Count the lines in the entries below that contain the string "kaunt", matching case exactly. Reply with the number alone.

** Begin **

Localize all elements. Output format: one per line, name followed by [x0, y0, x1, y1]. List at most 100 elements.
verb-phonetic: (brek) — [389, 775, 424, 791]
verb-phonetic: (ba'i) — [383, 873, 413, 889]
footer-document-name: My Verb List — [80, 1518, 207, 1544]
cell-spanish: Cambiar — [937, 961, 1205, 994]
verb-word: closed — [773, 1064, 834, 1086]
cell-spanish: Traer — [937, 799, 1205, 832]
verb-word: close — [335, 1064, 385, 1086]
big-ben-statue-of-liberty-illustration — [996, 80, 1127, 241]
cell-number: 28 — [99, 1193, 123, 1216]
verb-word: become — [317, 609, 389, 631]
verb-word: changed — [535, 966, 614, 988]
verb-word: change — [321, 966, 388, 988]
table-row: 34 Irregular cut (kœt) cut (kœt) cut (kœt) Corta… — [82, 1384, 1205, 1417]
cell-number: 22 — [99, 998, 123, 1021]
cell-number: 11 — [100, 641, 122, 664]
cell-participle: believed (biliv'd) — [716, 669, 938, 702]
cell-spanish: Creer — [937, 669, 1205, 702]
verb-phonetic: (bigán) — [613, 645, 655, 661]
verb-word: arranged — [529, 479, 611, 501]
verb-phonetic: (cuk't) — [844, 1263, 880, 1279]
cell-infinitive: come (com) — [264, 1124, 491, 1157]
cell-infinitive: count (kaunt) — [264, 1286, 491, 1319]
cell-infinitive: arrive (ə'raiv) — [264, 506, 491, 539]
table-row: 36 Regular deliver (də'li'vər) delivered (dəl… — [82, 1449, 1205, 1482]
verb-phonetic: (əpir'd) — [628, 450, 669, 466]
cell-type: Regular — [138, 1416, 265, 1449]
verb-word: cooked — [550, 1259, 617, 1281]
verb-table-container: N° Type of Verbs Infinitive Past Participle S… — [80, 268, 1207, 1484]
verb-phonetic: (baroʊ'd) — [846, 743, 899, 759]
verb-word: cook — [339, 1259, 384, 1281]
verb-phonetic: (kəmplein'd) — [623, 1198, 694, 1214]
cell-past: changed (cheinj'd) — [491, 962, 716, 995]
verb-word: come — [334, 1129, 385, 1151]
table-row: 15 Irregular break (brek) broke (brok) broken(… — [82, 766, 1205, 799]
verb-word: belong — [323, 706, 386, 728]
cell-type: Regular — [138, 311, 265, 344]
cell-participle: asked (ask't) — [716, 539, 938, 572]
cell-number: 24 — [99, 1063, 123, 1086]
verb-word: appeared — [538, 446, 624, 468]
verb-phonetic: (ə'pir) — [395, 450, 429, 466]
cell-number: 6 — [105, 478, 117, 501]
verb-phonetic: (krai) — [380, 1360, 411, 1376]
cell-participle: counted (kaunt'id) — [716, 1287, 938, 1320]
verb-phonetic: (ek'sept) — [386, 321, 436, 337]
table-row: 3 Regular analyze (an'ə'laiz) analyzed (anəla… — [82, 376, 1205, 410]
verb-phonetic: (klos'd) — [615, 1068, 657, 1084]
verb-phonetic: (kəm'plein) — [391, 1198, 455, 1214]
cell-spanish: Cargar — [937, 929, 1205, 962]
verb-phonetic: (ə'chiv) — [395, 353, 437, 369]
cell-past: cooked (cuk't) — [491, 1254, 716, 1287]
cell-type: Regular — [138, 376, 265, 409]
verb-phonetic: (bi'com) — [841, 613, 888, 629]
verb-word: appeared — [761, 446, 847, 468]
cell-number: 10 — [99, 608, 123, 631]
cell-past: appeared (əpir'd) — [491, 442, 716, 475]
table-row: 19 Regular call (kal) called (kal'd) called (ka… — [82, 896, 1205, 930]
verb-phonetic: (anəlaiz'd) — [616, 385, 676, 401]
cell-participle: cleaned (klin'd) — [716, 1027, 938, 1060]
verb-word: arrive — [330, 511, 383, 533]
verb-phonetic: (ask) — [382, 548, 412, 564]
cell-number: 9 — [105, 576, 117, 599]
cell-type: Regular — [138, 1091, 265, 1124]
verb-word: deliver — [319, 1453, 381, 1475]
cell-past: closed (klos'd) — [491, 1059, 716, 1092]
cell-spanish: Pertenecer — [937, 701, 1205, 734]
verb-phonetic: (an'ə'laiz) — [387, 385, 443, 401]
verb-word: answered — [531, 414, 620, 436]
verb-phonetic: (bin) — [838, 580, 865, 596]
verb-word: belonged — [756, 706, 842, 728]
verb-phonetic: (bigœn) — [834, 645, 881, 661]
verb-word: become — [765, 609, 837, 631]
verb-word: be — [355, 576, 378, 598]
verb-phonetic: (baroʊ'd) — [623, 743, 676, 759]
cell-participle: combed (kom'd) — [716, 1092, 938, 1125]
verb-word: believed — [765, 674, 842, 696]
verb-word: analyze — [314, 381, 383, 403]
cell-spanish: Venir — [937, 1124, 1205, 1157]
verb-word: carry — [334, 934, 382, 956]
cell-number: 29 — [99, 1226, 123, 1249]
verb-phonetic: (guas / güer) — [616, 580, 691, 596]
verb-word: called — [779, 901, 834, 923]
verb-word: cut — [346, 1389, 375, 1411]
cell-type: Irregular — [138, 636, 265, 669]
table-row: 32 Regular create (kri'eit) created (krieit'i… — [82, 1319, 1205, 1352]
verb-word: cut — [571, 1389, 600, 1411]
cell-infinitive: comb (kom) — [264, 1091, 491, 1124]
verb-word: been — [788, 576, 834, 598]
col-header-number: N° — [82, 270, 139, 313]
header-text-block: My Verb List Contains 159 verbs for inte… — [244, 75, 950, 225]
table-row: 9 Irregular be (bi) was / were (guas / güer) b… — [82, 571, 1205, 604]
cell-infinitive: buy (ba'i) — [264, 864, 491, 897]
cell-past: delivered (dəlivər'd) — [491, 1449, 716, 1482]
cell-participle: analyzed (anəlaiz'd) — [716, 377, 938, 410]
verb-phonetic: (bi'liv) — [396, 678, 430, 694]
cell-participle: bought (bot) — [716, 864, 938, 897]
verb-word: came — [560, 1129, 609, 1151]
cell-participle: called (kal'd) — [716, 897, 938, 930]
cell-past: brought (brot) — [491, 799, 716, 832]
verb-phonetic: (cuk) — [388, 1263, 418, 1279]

** End **

# OUTPUT
2